Data in this exercise —
++++++++++
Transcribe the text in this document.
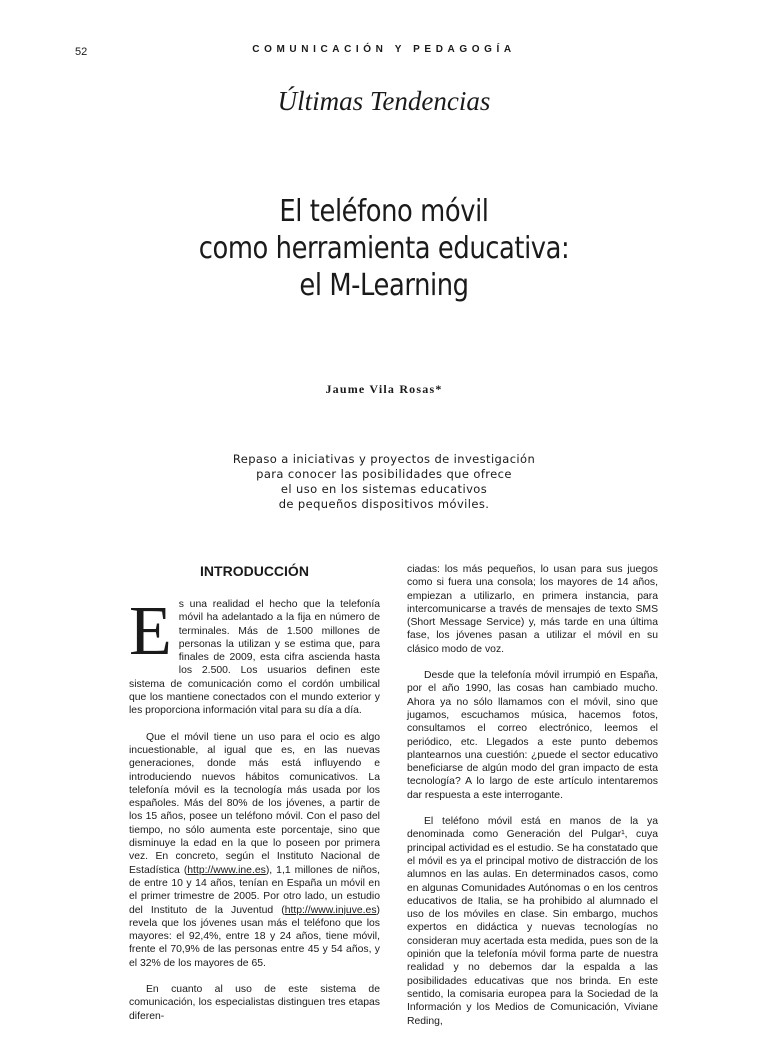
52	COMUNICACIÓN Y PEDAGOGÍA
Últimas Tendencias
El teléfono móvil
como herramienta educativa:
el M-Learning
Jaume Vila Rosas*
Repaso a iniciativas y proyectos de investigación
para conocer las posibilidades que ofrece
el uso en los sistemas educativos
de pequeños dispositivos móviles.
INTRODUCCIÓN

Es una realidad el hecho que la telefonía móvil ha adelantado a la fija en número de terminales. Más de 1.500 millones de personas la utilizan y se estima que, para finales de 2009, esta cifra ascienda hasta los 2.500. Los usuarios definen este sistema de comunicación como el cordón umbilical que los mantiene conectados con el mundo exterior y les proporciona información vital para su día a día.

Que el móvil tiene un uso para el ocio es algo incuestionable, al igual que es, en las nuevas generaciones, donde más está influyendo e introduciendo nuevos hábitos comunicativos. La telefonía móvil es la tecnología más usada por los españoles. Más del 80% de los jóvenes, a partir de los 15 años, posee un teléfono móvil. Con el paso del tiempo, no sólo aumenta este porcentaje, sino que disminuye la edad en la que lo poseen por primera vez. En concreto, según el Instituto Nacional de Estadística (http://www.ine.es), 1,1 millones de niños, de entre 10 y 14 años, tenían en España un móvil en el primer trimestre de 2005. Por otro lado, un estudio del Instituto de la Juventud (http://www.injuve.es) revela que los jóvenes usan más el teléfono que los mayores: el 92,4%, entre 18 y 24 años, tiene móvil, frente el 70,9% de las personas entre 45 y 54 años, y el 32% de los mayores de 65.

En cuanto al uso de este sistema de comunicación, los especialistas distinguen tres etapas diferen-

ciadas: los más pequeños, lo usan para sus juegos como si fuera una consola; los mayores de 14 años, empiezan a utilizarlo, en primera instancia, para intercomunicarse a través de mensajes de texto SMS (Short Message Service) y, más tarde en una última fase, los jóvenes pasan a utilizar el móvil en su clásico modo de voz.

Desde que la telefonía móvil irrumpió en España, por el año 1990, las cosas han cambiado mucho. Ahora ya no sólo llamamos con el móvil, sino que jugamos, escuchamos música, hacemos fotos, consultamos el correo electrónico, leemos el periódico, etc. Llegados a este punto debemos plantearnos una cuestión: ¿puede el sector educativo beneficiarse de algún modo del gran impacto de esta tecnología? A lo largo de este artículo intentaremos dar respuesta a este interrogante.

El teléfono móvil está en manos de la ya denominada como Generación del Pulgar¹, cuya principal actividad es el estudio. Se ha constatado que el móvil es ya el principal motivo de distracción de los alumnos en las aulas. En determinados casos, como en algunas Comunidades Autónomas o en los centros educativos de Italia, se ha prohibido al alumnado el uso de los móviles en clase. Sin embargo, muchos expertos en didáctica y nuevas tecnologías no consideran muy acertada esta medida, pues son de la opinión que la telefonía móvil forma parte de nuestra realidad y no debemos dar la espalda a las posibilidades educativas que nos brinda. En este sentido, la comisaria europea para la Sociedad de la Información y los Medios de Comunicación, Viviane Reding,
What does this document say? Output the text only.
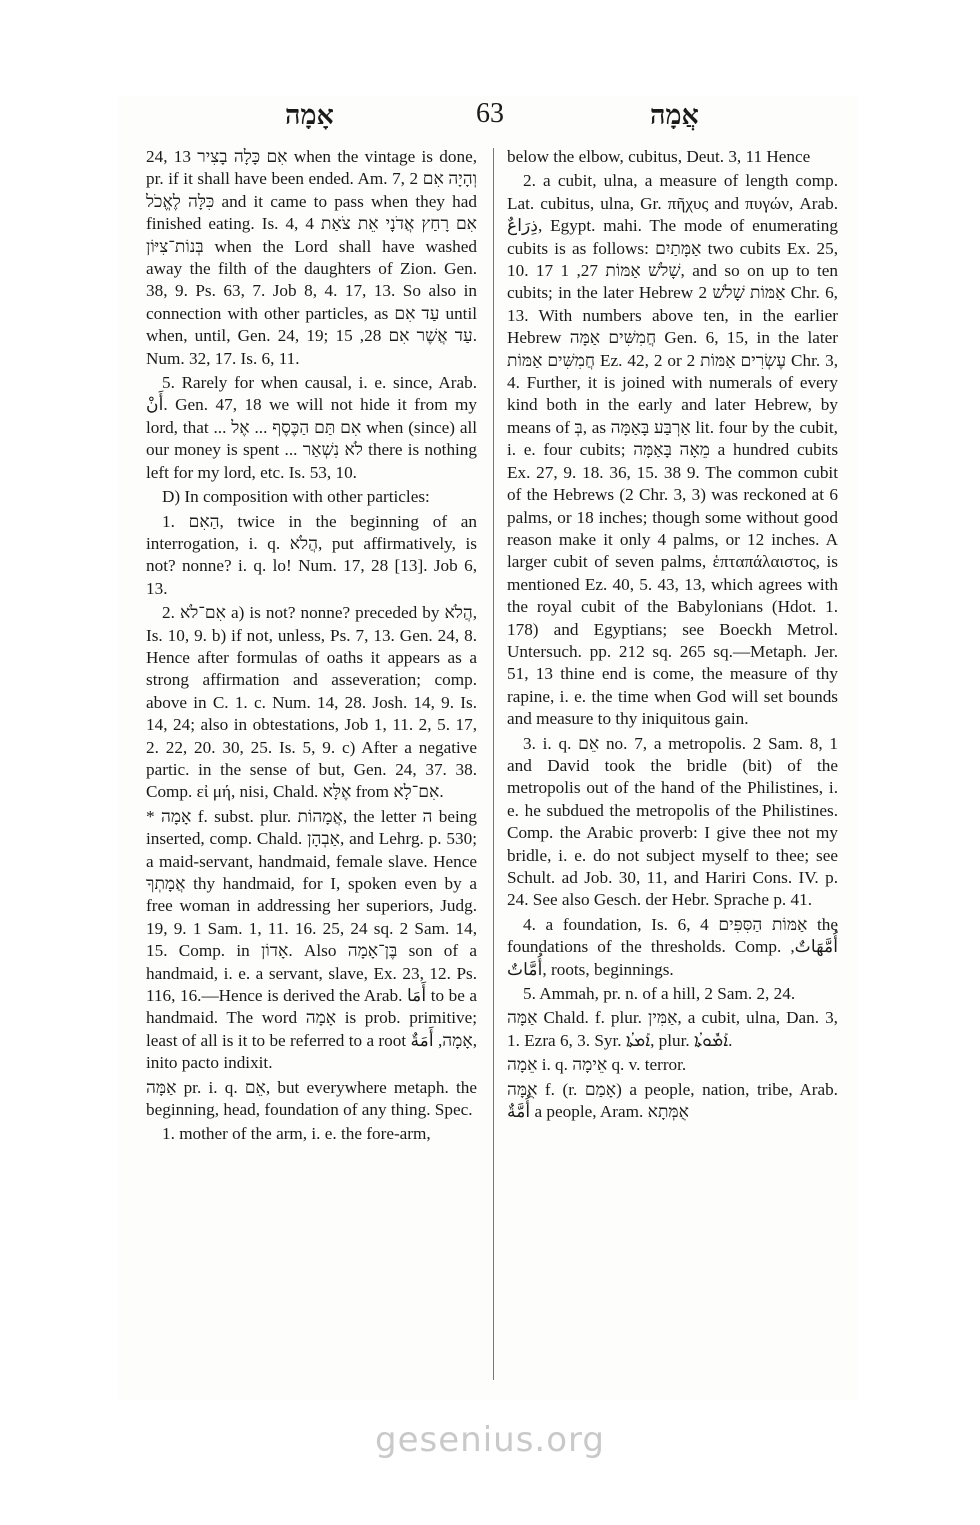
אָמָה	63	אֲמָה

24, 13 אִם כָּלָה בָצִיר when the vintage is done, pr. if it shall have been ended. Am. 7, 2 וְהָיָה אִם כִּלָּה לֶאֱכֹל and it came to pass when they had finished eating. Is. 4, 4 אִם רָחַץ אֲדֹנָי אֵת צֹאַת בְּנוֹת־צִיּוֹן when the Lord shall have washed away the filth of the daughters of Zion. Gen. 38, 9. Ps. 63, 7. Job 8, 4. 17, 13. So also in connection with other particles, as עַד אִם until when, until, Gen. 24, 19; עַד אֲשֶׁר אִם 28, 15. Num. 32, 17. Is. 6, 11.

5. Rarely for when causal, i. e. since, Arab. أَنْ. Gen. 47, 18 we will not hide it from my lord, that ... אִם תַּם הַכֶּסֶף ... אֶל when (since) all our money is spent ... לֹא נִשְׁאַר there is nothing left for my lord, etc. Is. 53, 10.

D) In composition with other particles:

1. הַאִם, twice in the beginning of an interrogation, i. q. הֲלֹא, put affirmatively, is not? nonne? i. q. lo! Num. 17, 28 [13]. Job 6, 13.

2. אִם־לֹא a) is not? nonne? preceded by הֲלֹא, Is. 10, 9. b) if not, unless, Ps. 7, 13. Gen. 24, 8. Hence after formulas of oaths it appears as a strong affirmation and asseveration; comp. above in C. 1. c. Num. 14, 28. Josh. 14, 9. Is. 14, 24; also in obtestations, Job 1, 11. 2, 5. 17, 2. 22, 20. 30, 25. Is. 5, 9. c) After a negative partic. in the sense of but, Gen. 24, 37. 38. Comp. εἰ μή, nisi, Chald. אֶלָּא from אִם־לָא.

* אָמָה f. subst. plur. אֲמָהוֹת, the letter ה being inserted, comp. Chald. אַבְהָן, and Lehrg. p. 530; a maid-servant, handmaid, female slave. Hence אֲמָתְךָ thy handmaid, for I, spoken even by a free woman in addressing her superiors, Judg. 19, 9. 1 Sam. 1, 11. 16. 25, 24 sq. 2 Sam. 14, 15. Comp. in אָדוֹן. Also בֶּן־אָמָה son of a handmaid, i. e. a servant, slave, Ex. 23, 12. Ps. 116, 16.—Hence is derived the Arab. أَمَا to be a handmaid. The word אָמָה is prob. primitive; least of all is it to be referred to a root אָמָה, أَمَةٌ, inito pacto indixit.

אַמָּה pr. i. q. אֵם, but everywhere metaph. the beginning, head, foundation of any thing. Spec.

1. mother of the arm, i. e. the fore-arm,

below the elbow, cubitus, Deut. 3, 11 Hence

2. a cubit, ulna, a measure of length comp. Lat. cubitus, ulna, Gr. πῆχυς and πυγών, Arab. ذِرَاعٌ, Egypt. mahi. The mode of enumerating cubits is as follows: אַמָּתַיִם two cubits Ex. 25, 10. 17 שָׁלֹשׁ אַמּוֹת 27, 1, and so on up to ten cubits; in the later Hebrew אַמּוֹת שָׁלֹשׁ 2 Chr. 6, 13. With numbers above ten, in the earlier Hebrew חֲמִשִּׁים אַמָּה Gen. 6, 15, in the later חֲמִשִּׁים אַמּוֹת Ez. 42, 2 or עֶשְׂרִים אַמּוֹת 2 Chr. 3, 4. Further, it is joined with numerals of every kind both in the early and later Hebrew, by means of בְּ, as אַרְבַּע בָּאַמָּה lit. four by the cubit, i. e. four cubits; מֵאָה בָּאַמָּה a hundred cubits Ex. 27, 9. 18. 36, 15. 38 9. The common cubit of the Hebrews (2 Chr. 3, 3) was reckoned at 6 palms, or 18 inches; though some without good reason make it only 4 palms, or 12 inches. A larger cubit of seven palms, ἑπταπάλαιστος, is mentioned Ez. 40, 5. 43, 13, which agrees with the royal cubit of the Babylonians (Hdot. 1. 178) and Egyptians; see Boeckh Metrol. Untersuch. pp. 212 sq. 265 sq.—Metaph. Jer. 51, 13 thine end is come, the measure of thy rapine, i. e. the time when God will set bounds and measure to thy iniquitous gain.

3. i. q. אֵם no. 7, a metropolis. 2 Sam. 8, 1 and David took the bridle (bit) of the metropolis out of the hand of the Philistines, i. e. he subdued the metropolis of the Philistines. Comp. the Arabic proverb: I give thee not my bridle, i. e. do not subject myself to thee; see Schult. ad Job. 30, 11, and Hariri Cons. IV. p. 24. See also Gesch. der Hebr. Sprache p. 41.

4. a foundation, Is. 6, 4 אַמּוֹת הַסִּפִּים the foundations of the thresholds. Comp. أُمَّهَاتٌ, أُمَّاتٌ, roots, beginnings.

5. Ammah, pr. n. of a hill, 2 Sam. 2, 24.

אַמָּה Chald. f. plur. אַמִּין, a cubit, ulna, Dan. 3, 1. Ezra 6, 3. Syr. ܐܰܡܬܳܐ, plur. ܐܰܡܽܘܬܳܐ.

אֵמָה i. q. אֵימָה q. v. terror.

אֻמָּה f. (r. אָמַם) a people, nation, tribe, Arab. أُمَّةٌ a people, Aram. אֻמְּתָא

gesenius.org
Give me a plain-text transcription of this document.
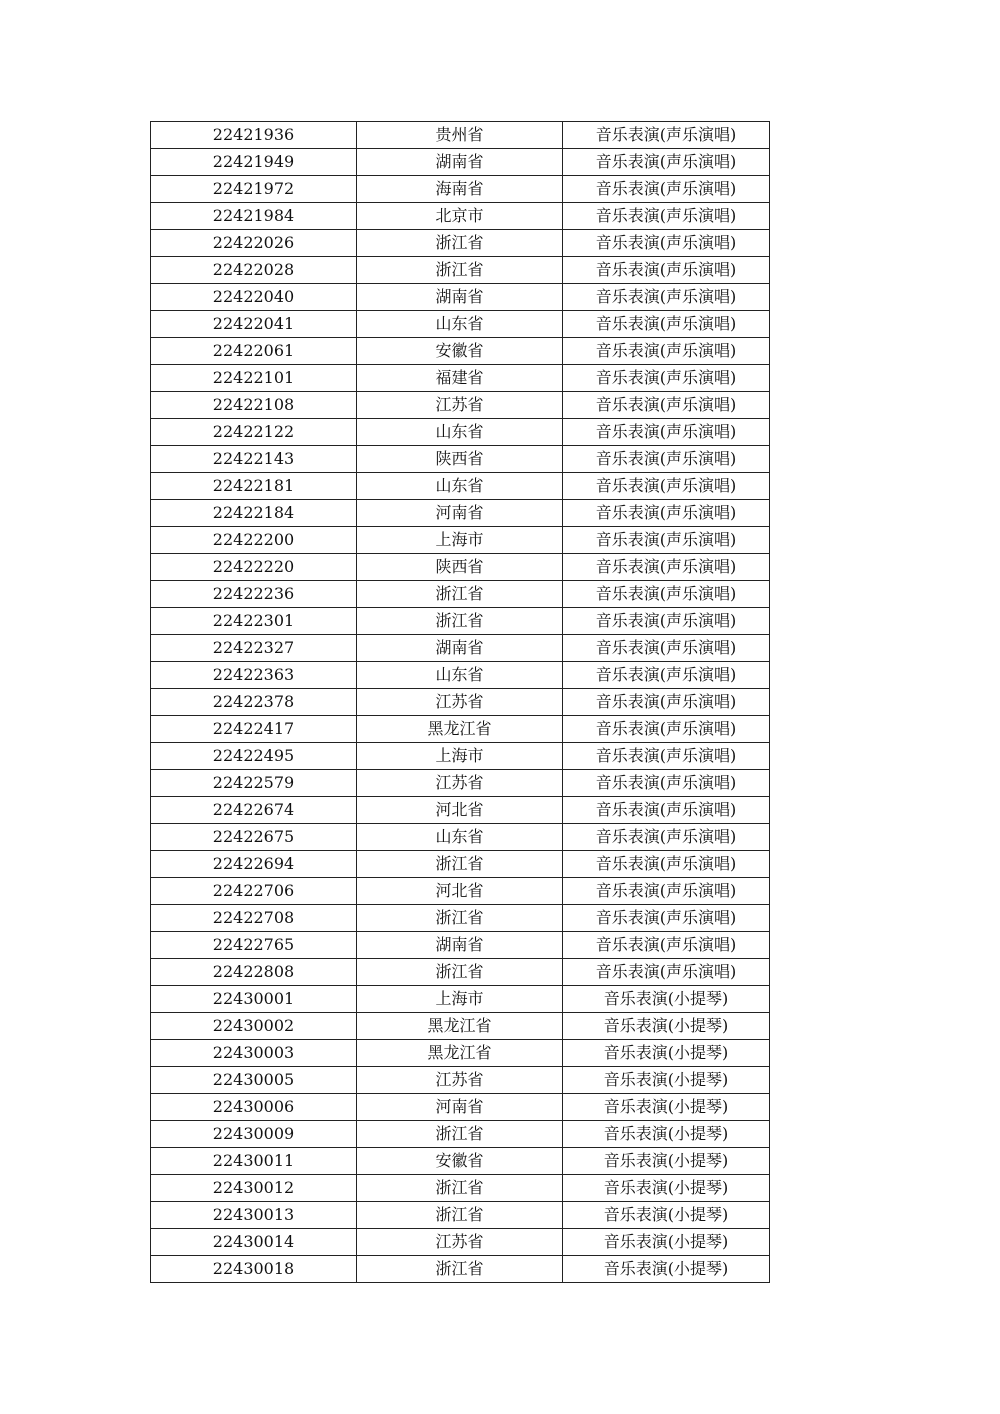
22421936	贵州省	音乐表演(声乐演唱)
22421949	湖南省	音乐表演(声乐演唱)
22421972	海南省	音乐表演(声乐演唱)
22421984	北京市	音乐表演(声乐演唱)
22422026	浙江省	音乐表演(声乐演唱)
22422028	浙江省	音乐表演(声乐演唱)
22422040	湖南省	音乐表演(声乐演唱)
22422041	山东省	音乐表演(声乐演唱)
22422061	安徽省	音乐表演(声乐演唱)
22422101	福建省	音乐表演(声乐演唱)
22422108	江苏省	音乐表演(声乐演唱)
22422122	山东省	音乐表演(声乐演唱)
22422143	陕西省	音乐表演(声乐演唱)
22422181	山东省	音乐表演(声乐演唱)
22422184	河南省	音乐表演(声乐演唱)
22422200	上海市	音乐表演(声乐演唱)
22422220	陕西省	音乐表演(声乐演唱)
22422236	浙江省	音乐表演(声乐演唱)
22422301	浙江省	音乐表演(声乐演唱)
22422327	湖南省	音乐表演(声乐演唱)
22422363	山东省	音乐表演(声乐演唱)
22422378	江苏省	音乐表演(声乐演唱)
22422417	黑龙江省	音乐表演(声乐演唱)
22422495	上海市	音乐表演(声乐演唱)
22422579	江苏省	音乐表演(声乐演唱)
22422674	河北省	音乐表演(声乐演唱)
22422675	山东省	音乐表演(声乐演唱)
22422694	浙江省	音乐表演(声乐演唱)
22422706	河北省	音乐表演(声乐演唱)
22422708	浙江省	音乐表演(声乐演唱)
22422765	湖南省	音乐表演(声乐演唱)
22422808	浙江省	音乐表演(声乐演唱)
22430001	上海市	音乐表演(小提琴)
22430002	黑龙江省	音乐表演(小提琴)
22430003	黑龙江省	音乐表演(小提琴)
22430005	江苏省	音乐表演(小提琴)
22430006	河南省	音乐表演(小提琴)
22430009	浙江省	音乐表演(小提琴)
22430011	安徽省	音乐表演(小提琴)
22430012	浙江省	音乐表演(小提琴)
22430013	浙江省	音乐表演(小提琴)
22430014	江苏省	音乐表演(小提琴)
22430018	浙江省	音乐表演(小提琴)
++++++++++
What this task involves —
Check all the records above and select each line where the string "posibilidades" is found.

Task response —
para conocer las posibilidades que ofrece
El teléfono móvil está en manos de la ya denominada como Generación del Pulgar¹, cuya principal actividad es el estudio. Se ha constatado que el móvil es ya el principal motivo de distracción de los alumnos en las aulas. En determinados casos, como en algunas Comunidades Autónomas o en los centros educativos de Italia, se ha prohibido al alumnado el uso de los móviles en clase. Sin embargo, muchos expertos en didáctica y nuevas tecnologías no consideran muy acertada esta medida, pues son de la opinión que la telefonía móvil forma parte de nuestra realidad y no debemos dar la espalda a las posibilidades educativas que nos brinda. En este sentido, la comisaria europea para la Sociedad de la Información y los Medios de Comunicación, Viviane Reding,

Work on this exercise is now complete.